### Task input
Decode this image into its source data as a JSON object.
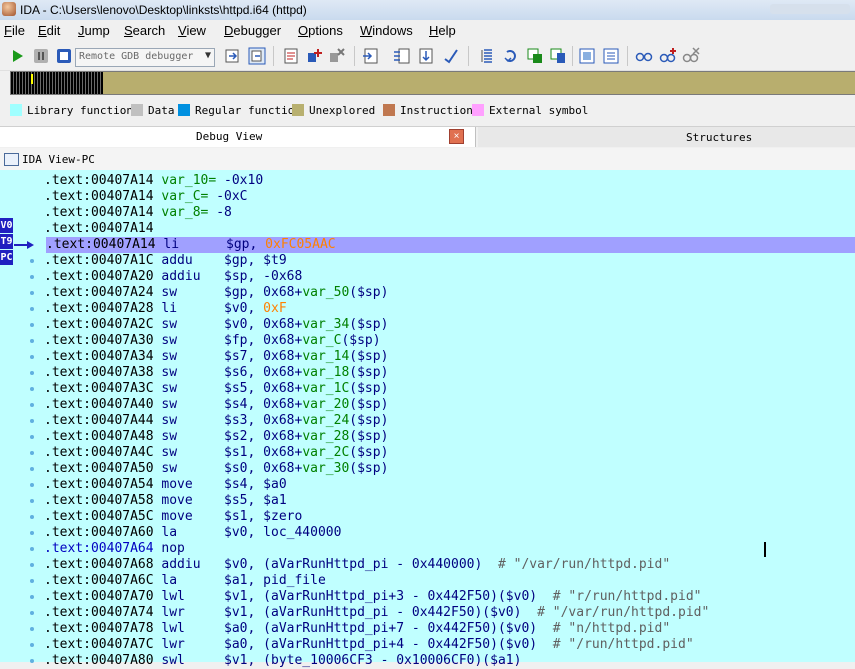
{
  "window": {
    "title": "IDA - C:\\Users\\lenovo\\Desktop\\linksts\\httpd.i64 (httpd)"
  },
  "menu": [
    "File",
    "Edit",
    "Jump",
    "Search",
    "View",
    "Debugger",
    "Options",
    "Windows",
    "Help"
  ],
  "menu_mnemonics": [
    "F",
    "E",
    "J",
    "S",
    "V",
    "D",
    "O",
    "W",
    "H"
  ],
  "toolbar": {
    "debugger_select": "Remote GDB debugger",
    "icons": [
      "play-icon",
      "pause-icon",
      "stop-icon",
      "attach-icon",
      "detach-icon",
      "process-icon",
      "breakpoint-add-icon",
      "breakpoint-del-icon",
      "step-into-icon",
      "step-over-icon",
      "run-to-cursor-icon",
      "step-out-icon",
      "trace-icon",
      "stack-icon",
      "threads-icon",
      "modules-icon",
      "watch-icon",
      "breakpoints-icon"
    ]
  },
  "legend": [
    {
      "label": "Library function",
      "color": "#a0ffff"
    },
    {
      "label": "Data",
      "color": "#c0c0c0"
    },
    {
      "label": "Regular function",
      "color": "#0090e0"
    },
    {
      "label": "Unexplored",
      "color": "#b8b070"
    },
    {
      "label": "Instruction",
      "color": "#c07850"
    },
    {
      "label": "External symbol",
      "color": "#ffa0ff"
    }
  ],
  "tabs": {
    "debug_view": "Debug View",
    "structures": "Structures",
    "close": "×"
  },
  "view_title": "IDA View-PC",
  "register_tags": [
    "V0",
    "T9",
    "PC"
  ],
  "lines": [
    {
      "addr": ".text:00407A14",
      "mn": "var_10=",
      "ops": [
        [
          "op",
          " -0x10"
        ]
      ]
    },
    {
      "addr": ".text:00407A14",
      "mn": "var_C=",
      "ops": [
        [
          "op",
          " -0xC"
        ]
      ]
    },
    {
      "addr": ".text:00407A14",
      "mn": "var_8=",
      "ops": [
        [
          "op",
          " -8"
        ]
      ]
    },
    {
      "addr": ".text:00407A14",
      "mn": "",
      "ops": []
    },
    {
      "addr": ".text:00407A14",
      "mn": "li",
      "ops": [
        [
          "op",
          "$gp, "
        ],
        [
          "nm",
          "0xFC05AAC"
        ]
      ],
      "highlight": true
    },
    {
      "addr": ".text:00407A1C",
      "mn": "addu",
      "ops": [
        [
          "op",
          "$gp, $t9"
        ]
      ]
    },
    {
      "addr": ".text:00407A20",
      "mn": "addiu",
      "ops": [
        [
          "op",
          "$sp, -0x68"
        ]
      ]
    },
    {
      "addr": ".text:00407A24",
      "mn": "sw",
      "ops": [
        [
          "op",
          "$gp, 0x68+"
        ],
        [
          "vr",
          "var_50"
        ],
        [
          "op",
          "($sp)"
        ]
      ]
    },
    {
      "addr": ".text:00407A28",
      "mn": "li",
      "ops": [
        [
          "op",
          "$v0, "
        ],
        [
          "nm",
          "0xF"
        ]
      ]
    },
    {
      "addr": ".text:00407A2C",
      "mn": "sw",
      "ops": [
        [
          "op",
          "$v0, 0x68+"
        ],
        [
          "vr",
          "var_34"
        ],
        [
          "op",
          "($sp)"
        ]
      ]
    },
    {
      "addr": ".text:00407A30",
      "mn": "sw",
      "ops": [
        [
          "op",
          "$fp, 0x68+"
        ],
        [
          "vr",
          "var_C"
        ],
        [
          "op",
          "($sp)"
        ]
      ]
    },
    {
      "addr": ".text:00407A34",
      "mn": "sw",
      "ops": [
        [
          "op",
          "$s7, 0x68+"
        ],
        [
          "vr",
          "var_14"
        ],
        [
          "op",
          "($sp)"
        ]
      ]
    },
    {
      "addr": ".text:00407A38",
      "mn": "sw",
      "ops": [
        [
          "op",
          "$s6, 0x68+"
        ],
        [
          "vr",
          "var_18"
        ],
        [
          "op",
          "($sp)"
        ]
      ]
    },
    {
      "addr": ".text:00407A3C",
      "mn": "sw",
      "ops": [
        [
          "op",
          "$s5, 0x68+"
        ],
        [
          "vr",
          "var_1C"
        ],
        [
          "op",
          "($sp)"
        ]
      ]
    },
    {
      "addr": ".text:00407A40",
      "mn": "sw",
      "ops": [
        [
          "op",
          "$s4, 0x68+"
        ],
        [
          "vr",
          "var_20"
        ],
        [
          "op",
          "($sp)"
        ]
      ]
    },
    {
      "addr": ".text:00407A44",
      "mn": "sw",
      "ops": [
        [
          "op",
          "$s3, 0x68+"
        ],
        [
          "vr",
          "var_24"
        ],
        [
          "op",
          "($sp)"
        ]
      ]
    },
    {
      "addr": ".text:00407A48",
      "mn": "sw",
      "ops": [
        [
          "op",
          "$s2, 0x68+"
        ],
        [
          "vr",
          "var_28"
        ],
        [
          "op",
          "($sp)"
        ]
      ]
    },
    {
      "addr": ".text:00407A4C",
      "mn": "sw",
      "ops": [
        [
          "op",
          "$s1, 0x68+"
        ],
        [
          "vr",
          "var_2C"
        ],
        [
          "op",
          "($sp)"
        ]
      ]
    },
    {
      "addr": ".text:00407A50",
      "mn": "sw",
      "ops": [
        [
          "op",
          "$s0, 0x68+"
        ],
        [
          "vr",
          "var_30"
        ],
        [
          "op",
          "($sp)"
        ]
      ]
    },
    {
      "addr": ".text:00407A54",
      "mn": "move",
      "ops": [
        [
          "op",
          "$s4, $a0"
        ]
      ]
    },
    {
      "addr": ".text:00407A58",
      "mn": "move",
      "ops": [
        [
          "op",
          "$s5, $a1"
        ]
      ]
    },
    {
      "addr": ".text:00407A5C",
      "mn": "move",
      "ops": [
        [
          "op",
          "$s1, $zero"
        ]
      ]
    },
    {
      "addr": ".text:00407A60",
      "mn": "la",
      "ops": [
        [
          "op",
          "$v0, loc_440000"
        ]
      ]
    },
    {
      "addr": ".text:00407A64",
      "mn": "nop",
      "ops": [],
      "addr_blue": true
    },
    {
      "addr": ".text:00407A68",
      "mn": "addiu",
      "ops": [
        [
          "op",
          "$v0, (aVarRunHttpd_pi - 0x440000)  "
        ],
        [
          "cm",
          "# \"/var/run/httpd.pid\""
        ]
      ]
    },
    {
      "addr": ".text:00407A6C",
      "mn": "la",
      "ops": [
        [
          "op",
          "$a1, pid_file"
        ]
      ]
    },
    {
      "addr": ".text:00407A70",
      "mn": "lwl",
      "ops": [
        [
          "op",
          "$v1, (aVarRunHttpd_pi+3 - 0x442F50)($v0)  "
        ],
        [
          "cm",
          "# \"r/run/httpd.pid\""
        ]
      ]
    },
    {
      "addr": ".text:00407A74",
      "mn": "lwr",
      "ops": [
        [
          "op",
          "$v1, (aVarRunHttpd_pi - 0x442F50)($v0)  "
        ],
        [
          "cm",
          "# \"/var/run/httpd.pid\""
        ]
      ]
    },
    {
      "addr": ".text:00407A78",
      "mn": "lwl",
      "ops": [
        [
          "op",
          "$a0, (aVarRunHttpd_pi+7 - 0x442F50)($v0)  "
        ],
        [
          "cm",
          "# \"n/httpd.pid\""
        ]
      ]
    },
    {
      "addr": ".text:00407A7C",
      "mn": "lwr",
      "ops": [
        [
          "op",
          "$a0, (aVarRunHttpd_pi+4 - 0x442F50)($v0)  "
        ],
        [
          "cm",
          "# \"/run/httpd.pid\""
        ]
      ]
    },
    {
      "addr": ".text:00407A80",
      "mn": "swl",
      "ops": [
        [
          "op",
          "$v1, (byte_10006CF3 - 0x10006CF0)($a1)"
        ]
      ]
    }
  ]
}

### Exercise objective
Return every line of the preceding records in which the word "color" appears.

### Result for this task
      "color": "#a0ffff"
      "color": "#c0c0c0"
      "color": "#0090e0"
      "color": "#b8b070"
      "color": "#c07850"
      "color": "#ffa0ff"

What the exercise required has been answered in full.